● **Given information**
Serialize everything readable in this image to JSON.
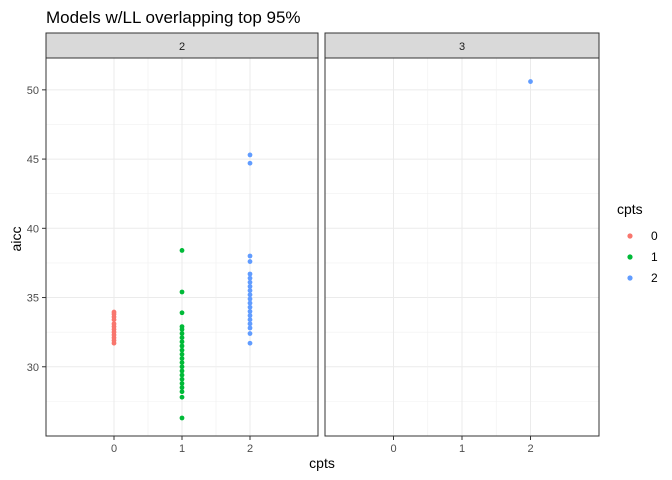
{
  "chart_data": {
    "type": "scatter",
    "title": "Models w/LL overlapping top 95%",
    "xlabel": "cpts",
    "ylabel": "aicc",
    "facet_variable": "cpts",
    "facets": [
      "2",
      "3"
    ],
    "x_categories": [
      "0",
      "1",
      "2"
    ],
    "ylim": [
      25.0,
      52.3
    ],
    "y_ticks": [
      30,
      35,
      40,
      45,
      50
    ],
    "grid": true,
    "legend": {
      "title": "cpts",
      "position": "right",
      "entries": [
        "0",
        "1",
        "2"
      ]
    },
    "colors": {
      "0": "#F8766D",
      "1": "#00BA38",
      "2": "#619CFF"
    },
    "series": [
      {
        "name": "0",
        "points": [
          {
            "facet": "2",
            "x": 0,
            "y": 31.7
          },
          {
            "facet": "2",
            "x": 0,
            "y": 31.9
          },
          {
            "facet": "2",
            "x": 0,
            "y": 32.1
          },
          {
            "facet": "2",
            "x": 0,
            "y": 32.3
          },
          {
            "facet": "2",
            "x": 0,
            "y": 32.5
          },
          {
            "facet": "2",
            "x": 0,
            "y": 32.7
          },
          {
            "facet": "2",
            "x": 0,
            "y": 32.9
          },
          {
            "facet": "2",
            "x": 0,
            "y": 33.1
          },
          {
            "facet": "2",
            "x": 0,
            "y": 33.4
          },
          {
            "facet": "2",
            "x": 0,
            "y": 33.6
          },
          {
            "facet": "2",
            "x": 0,
            "y": 33.8
          },
          {
            "facet": "2",
            "x": 0,
            "y": 33.95
          }
        ]
      },
      {
        "name": "1",
        "points": [
          {
            "facet": "2",
            "x": 1,
            "y": 26.3
          },
          {
            "facet": "2",
            "x": 1,
            "y": 27.8
          },
          {
            "facet": "2",
            "x": 1,
            "y": 28.2
          },
          {
            "facet": "2",
            "x": 1,
            "y": 28.5
          },
          {
            "facet": "2",
            "x": 1,
            "y": 28.8
          },
          {
            "facet": "2",
            "x": 1,
            "y": 29.1
          },
          {
            "facet": "2",
            "x": 1,
            "y": 29.4
          },
          {
            "facet": "2",
            "x": 1,
            "y": 29.7
          },
          {
            "facet": "2",
            "x": 1,
            "y": 30.0
          },
          {
            "facet": "2",
            "x": 1,
            "y": 30.3
          },
          {
            "facet": "2",
            "x": 1,
            "y": 30.6
          },
          {
            "facet": "2",
            "x": 1,
            "y": 30.9
          },
          {
            "facet": "2",
            "x": 1,
            "y": 31.2
          },
          {
            "facet": "2",
            "x": 1,
            "y": 31.5
          },
          {
            "facet": "2",
            "x": 1,
            "y": 31.8
          },
          {
            "facet": "2",
            "x": 1,
            "y": 32.1
          },
          {
            "facet": "2",
            "x": 1,
            "y": 32.4
          },
          {
            "facet": "2",
            "x": 1,
            "y": 32.7
          },
          {
            "facet": "2",
            "x": 1,
            "y": 32.9
          },
          {
            "facet": "2",
            "x": 1,
            "y": 33.9
          },
          {
            "facet": "2",
            "x": 1,
            "y": 35.4
          },
          {
            "facet": "2",
            "x": 1,
            "y": 38.4
          }
        ]
      },
      {
        "name": "2",
        "points": [
          {
            "facet": "2",
            "x": 2,
            "y": 31.7
          },
          {
            "facet": "2",
            "x": 2,
            "y": 32.4
          },
          {
            "facet": "2",
            "x": 2,
            "y": 32.8
          },
          {
            "facet": "2",
            "x": 2,
            "y": 33.1
          },
          {
            "facet": "2",
            "x": 2,
            "y": 33.4
          },
          {
            "facet": "2",
            "x": 2,
            "y": 33.7
          },
          {
            "facet": "2",
            "x": 2,
            "y": 34.0
          },
          {
            "facet": "2",
            "x": 2,
            "y": 34.3
          },
          {
            "facet": "2",
            "x": 2,
            "y": 34.6
          },
          {
            "facet": "2",
            "x": 2,
            "y": 34.9
          },
          {
            "facet": "2",
            "x": 2,
            "y": 35.2
          },
          {
            "facet": "2",
            "x": 2,
            "y": 35.5
          },
          {
            "facet": "2",
            "x": 2,
            "y": 35.8
          },
          {
            "facet": "2",
            "x": 2,
            "y": 36.1
          },
          {
            "facet": "2",
            "x": 2,
            "y": 36.4
          },
          {
            "facet": "2",
            "x": 2,
            "y": 36.7
          },
          {
            "facet": "2",
            "x": 2,
            "y": 37.6
          },
          {
            "facet": "2",
            "x": 2,
            "y": 38.0
          },
          {
            "facet": "2",
            "x": 2,
            "y": 44.7
          },
          {
            "facet": "2",
            "x": 2,
            "y": 45.3
          },
          {
            "facet": "3",
            "x": 2,
            "y": 50.6
          }
        ]
      }
    ]
  }
}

● **Written task**
Write down the number of lines where the word "cpts" appears, and nothing further.

● **Exercise output**
3